**Written exercise**
Reproduce these lines without any changes.
BEGIN Materials provided
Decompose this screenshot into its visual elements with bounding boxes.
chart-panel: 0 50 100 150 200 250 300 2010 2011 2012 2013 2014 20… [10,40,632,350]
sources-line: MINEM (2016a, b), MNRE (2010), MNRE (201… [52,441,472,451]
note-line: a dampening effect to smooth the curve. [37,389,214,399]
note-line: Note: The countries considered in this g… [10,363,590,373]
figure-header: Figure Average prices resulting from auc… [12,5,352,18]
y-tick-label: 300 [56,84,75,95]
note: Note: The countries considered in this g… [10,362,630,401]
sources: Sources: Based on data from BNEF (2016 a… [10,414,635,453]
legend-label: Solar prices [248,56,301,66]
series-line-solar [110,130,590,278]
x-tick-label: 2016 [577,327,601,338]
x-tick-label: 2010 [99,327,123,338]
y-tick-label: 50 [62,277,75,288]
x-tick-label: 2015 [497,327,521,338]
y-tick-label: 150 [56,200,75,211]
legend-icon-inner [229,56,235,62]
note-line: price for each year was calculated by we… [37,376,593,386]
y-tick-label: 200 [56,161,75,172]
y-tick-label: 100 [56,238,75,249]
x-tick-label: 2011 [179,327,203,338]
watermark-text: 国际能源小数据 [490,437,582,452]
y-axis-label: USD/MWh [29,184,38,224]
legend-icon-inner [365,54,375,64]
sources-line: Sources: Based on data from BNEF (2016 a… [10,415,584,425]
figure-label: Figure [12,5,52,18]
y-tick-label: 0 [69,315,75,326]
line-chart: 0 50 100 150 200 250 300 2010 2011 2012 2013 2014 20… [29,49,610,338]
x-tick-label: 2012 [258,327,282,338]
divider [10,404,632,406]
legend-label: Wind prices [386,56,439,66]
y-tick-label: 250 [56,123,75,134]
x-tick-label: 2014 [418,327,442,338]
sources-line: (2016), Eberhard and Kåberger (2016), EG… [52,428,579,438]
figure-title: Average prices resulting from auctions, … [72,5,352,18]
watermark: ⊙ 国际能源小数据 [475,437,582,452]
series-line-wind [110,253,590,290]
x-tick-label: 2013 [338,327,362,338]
END Materials provided
**Answer to this exercise**
Decompose this screenshot into its visual elements with bounding boxes.
chart-panel: 0 50 100 150 200 250 300 2010 2011 2012 2013 2014 20… [10,40,632,350]
sources-line: MINEM (2016a, b), MNRE (2010), MNRE (201… [52,441,472,451]
note-line: a dampening effect to smooth the curve. [37,389,214,399]
note-line: Note: The countries considered in this g… [10,363,590,373]
figure-header: Figure Average prices resulting from auc… [12,5,352,18]
y-tick-label: 300 [56,84,75,95]
note: Note: The countries considered in this g… [10,362,630,401]
sources: Sources: Based on data from BNEF (2016 a… [10,414,635,453]
legend-label: Solar prices [248,56,301,66]
series-line-solar [110,130,590,278]
x-tick-label: 2016 [577,327,601,338]
x-tick-label: 2010 [99,327,123,338]
y-tick-label: 50 [62,277,75,288]
x-tick-label: 2015 [497,327,521,338]
y-tick-label: 150 [56,200,75,211]
legend-icon-inner [229,56,235,62]
note-line: price for each year was calculated by we… [37,376,593,386]
y-tick-label: 200 [56,161,75,172]
y-tick-label: 100 [56,238,75,249]
x-tick-label: 2011 [179,327,203,338]
watermark-text: 国际能源小数据 [490,437,582,452]
y-axis-label: USD/MWh [29,184,38,224]
legend-icon-inner [365,54,375,64]
sources-line: Sources: Based on data from BNEF (2016 a… [10,415,584,425]
figure-label: Figure [12,5,52,18]
y-tick-label: 0 [69,315,75,326]
line-chart: 0 50 100 150 200 250 300 2010 2011 2012 2013 2014 20… [29,49,610,338]
x-tick-label: 2012 [258,327,282,338]
divider [10,404,632,406]
legend-label: Wind prices [386,56,439,66]
y-tick-label: 250 [56,123,75,134]
x-tick-label: 2014 [418,327,442,338]
sources-line: (2016), Eberhard and Kåberger (2016), EG… [52,428,579,438]
figure-title: Average prices resulting from auctions, … [72,5,352,18]
watermark: ⊙ 国际能源小数据 [475,437,582,452]
series-line-wind [110,253,590,290]
x-tick-label: 2013 [338,327,362,338]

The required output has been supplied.